> **WHAT IS REQUIRED**
Looking through the listing, how many of its lines hold the word "муниципальными"? Answer with only the number.

□ □ □

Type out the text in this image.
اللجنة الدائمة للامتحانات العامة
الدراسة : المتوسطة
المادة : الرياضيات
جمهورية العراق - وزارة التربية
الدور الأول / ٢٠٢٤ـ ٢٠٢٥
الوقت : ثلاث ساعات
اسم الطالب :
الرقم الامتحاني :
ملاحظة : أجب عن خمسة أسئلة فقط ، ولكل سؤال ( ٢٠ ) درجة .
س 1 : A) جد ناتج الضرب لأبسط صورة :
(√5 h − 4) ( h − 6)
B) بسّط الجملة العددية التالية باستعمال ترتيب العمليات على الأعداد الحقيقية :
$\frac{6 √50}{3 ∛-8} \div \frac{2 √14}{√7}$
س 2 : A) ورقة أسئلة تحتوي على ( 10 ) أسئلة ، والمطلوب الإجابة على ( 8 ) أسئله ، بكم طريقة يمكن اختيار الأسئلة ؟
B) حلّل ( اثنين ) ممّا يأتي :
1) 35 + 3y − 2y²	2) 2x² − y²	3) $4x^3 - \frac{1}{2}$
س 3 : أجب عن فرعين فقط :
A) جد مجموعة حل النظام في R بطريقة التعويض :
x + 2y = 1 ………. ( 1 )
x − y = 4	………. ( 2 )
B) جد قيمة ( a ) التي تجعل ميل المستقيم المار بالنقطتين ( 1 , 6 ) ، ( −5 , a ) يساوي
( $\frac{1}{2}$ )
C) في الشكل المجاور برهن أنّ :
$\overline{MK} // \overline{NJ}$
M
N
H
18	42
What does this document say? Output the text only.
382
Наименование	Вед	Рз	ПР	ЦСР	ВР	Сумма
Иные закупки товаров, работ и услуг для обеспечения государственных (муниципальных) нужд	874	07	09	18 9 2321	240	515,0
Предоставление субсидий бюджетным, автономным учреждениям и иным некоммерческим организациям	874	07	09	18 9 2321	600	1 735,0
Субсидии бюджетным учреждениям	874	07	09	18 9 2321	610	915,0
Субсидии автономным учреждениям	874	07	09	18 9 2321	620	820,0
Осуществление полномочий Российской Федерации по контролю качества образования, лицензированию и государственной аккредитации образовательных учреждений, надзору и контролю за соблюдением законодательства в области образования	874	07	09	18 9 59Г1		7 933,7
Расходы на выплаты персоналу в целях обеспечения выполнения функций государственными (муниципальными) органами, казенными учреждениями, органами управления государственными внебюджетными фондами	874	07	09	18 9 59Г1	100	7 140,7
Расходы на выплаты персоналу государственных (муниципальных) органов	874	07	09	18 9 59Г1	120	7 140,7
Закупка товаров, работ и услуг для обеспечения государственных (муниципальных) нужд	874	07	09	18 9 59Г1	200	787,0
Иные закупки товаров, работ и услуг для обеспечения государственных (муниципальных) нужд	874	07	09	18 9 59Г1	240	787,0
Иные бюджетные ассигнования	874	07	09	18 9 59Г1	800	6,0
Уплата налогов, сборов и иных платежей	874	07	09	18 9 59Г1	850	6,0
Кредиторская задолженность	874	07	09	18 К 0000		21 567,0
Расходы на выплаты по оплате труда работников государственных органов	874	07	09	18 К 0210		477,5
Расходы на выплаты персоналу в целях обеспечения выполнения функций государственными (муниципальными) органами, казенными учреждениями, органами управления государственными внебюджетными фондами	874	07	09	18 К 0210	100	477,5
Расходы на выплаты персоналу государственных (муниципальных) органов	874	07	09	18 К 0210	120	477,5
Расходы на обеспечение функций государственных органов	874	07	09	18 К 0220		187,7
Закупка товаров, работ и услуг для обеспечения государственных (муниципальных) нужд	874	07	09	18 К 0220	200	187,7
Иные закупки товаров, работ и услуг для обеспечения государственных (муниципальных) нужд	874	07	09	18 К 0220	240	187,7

□ □ □

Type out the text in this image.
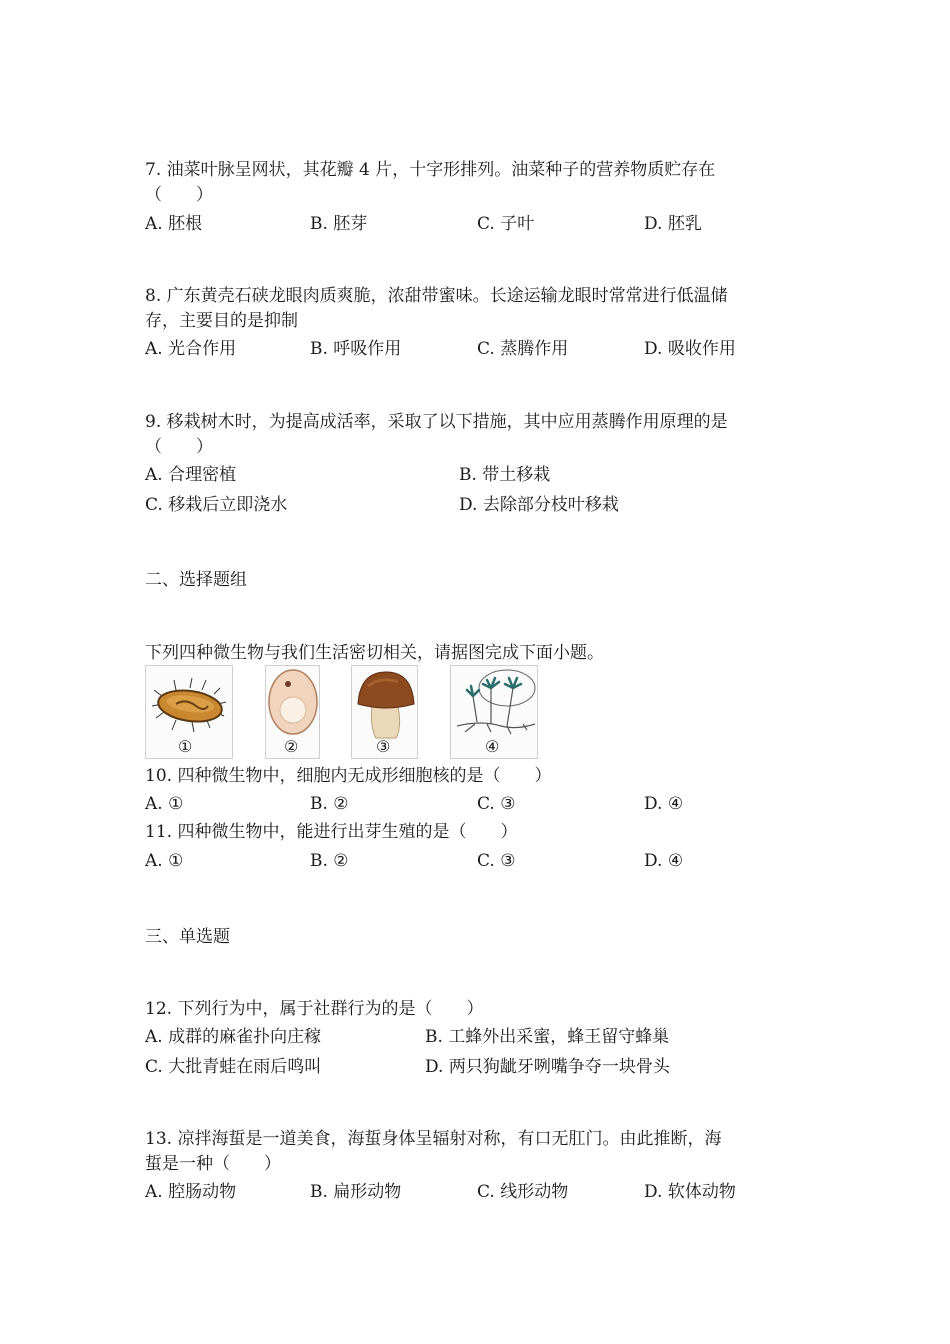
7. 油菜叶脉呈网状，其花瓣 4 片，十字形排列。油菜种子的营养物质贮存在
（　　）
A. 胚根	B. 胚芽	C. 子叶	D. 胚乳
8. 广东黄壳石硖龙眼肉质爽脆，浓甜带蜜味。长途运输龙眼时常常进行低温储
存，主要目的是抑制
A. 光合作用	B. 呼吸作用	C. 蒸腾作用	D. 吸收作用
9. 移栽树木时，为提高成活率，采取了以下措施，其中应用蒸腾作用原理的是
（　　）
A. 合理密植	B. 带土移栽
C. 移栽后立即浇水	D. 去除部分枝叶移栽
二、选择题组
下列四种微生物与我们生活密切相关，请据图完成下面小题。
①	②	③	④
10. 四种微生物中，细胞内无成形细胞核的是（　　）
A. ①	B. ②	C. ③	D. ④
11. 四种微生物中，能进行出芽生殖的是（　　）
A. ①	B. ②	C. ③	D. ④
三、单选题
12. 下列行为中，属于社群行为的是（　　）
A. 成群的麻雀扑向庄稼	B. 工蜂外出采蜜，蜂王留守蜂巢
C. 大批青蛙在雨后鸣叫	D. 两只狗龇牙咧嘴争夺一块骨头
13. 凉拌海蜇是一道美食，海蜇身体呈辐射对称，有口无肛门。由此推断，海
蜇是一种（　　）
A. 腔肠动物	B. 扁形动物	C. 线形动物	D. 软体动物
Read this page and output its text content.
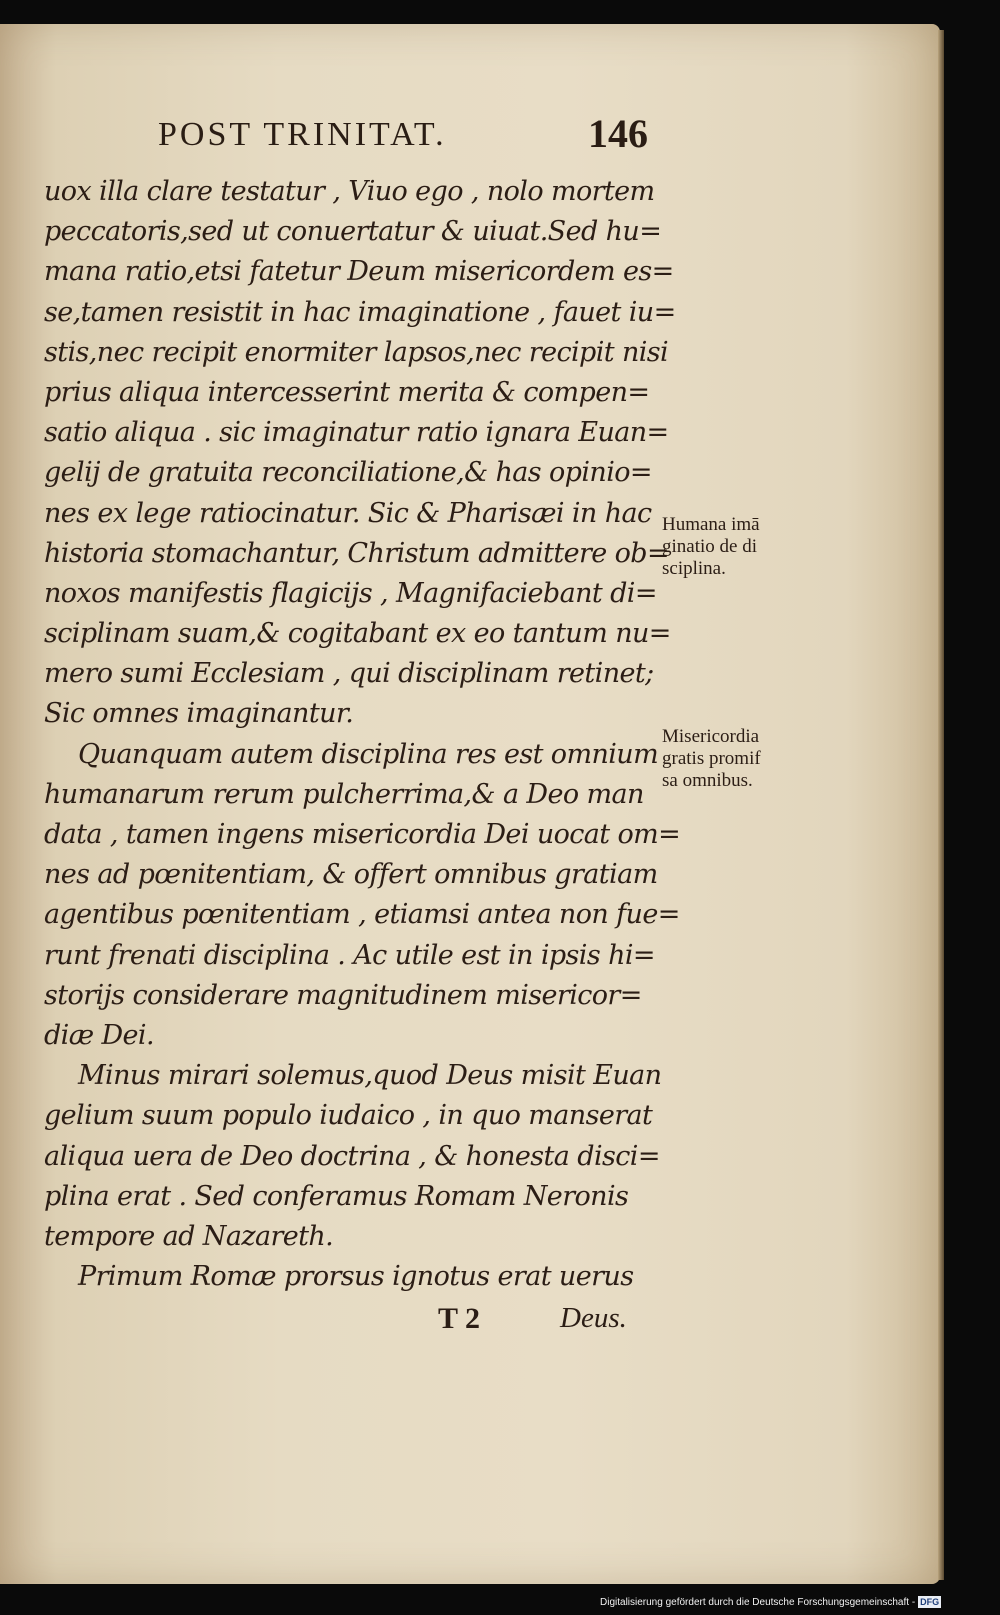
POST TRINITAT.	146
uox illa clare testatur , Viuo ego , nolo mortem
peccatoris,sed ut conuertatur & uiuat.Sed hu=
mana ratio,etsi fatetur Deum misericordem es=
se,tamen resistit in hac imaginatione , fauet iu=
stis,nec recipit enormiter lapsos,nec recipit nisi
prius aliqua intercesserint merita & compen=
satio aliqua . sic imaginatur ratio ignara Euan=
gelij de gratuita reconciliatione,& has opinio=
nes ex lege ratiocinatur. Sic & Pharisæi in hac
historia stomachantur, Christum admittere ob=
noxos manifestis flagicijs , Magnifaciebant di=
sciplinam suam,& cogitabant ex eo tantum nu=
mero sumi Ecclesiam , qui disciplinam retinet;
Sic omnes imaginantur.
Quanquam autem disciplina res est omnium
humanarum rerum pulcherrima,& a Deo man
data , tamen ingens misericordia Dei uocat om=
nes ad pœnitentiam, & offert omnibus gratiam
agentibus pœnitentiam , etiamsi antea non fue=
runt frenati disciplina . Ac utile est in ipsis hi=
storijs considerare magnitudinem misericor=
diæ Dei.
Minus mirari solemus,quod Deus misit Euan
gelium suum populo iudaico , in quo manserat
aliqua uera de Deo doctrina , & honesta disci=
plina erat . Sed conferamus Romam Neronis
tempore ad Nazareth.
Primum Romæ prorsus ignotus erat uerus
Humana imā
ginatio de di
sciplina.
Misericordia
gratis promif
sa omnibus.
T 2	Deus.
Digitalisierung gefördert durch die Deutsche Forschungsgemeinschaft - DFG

□ □ □

> **SOLUTION BELOW**
2